- _Uit te voeren opdracht_
Zoek in het materiaal hieronder alle regels waarin het woord "retaining" voorkomt. Schrijf die regels over.

______

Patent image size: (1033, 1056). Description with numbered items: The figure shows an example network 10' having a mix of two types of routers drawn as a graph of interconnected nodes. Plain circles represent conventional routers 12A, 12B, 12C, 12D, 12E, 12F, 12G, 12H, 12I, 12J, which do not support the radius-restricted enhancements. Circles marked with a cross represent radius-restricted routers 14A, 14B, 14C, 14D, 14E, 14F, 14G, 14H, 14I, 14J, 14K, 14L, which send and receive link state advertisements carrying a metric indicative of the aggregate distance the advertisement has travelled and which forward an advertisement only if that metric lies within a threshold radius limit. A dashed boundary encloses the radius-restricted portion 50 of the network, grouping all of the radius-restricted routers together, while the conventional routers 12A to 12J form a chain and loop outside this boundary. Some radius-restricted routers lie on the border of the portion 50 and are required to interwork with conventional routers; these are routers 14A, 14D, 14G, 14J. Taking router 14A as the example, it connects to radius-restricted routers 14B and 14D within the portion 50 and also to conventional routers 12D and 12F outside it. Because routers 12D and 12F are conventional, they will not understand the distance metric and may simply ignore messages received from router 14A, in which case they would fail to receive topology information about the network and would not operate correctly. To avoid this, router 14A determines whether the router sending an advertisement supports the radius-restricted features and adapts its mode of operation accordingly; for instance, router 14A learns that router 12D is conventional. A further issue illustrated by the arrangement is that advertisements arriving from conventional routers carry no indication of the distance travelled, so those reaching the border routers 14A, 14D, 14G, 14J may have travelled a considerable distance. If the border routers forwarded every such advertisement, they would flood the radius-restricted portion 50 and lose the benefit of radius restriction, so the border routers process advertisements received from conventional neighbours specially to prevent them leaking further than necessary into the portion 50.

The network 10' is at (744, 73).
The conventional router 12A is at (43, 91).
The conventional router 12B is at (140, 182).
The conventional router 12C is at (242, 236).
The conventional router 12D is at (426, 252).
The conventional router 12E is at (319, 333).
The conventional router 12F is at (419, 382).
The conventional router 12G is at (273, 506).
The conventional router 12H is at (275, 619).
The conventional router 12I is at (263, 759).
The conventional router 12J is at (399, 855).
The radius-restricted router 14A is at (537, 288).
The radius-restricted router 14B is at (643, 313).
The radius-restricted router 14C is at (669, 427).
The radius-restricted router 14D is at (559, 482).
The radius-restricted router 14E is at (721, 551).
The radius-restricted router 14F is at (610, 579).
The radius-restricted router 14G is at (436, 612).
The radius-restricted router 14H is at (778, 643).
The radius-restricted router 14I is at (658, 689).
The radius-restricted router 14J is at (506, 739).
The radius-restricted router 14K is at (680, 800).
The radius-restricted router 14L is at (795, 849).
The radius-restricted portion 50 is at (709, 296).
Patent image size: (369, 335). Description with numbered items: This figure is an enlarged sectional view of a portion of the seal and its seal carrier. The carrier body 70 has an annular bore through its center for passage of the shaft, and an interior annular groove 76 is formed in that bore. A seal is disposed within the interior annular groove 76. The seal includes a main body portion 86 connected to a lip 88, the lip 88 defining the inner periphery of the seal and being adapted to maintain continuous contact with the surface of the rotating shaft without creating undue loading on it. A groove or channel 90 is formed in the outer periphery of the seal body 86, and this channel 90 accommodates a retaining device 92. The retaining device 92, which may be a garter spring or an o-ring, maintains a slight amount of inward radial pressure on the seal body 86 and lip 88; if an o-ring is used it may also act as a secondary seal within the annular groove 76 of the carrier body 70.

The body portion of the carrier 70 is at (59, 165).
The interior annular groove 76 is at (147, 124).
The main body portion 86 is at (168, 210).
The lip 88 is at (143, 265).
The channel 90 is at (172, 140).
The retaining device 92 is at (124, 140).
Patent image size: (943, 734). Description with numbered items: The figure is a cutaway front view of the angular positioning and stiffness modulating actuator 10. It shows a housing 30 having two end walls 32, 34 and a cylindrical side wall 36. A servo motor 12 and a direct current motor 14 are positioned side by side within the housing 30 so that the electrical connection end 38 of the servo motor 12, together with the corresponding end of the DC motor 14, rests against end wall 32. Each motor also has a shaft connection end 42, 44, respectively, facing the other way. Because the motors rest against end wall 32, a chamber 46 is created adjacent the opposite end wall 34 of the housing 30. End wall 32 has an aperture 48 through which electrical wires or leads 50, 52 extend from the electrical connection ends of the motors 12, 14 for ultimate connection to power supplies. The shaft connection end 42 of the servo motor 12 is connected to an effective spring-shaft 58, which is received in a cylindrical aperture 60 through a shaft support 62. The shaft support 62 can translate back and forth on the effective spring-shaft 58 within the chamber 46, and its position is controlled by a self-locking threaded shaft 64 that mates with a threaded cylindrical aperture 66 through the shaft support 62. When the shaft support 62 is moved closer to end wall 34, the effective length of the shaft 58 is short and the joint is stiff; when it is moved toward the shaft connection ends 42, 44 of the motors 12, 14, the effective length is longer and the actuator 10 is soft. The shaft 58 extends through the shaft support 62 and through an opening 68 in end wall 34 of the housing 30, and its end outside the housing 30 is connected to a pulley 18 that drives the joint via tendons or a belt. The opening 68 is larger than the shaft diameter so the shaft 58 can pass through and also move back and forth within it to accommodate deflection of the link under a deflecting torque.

______

- _Volledige uitwerking_
Patent image size: (369, 335). Description with numbered items: This figure is an enlarged sectional view of a portion of the seal and its seal carrier. The carrier body 70 has an annular bore through its center for passage of the shaft, and an interior annular groove 76 is formed in that bore. A seal is disposed within the interior annular groove 76. The seal includes a main body portion 86 connected to a lip 88, the lip 88 defining the inner periphery of the seal and being adapted to maintain continuous contact with the surface of the rotating shaft without creating undue loading on it. A groove or channel 90 is formed in the outer periphery of the seal body 86, and this channel 90 accommodates a retaining device 92. The retaining device 92, which may be a garter spring or an o-ring, maintains a slight amount of inward radial pressure on the seal body 86 and lip 88; if an o-ring is used it may also act as a secondary seal within the annular groove 76 of the carrier body 70.
The retaining device 92 is at (124, 140).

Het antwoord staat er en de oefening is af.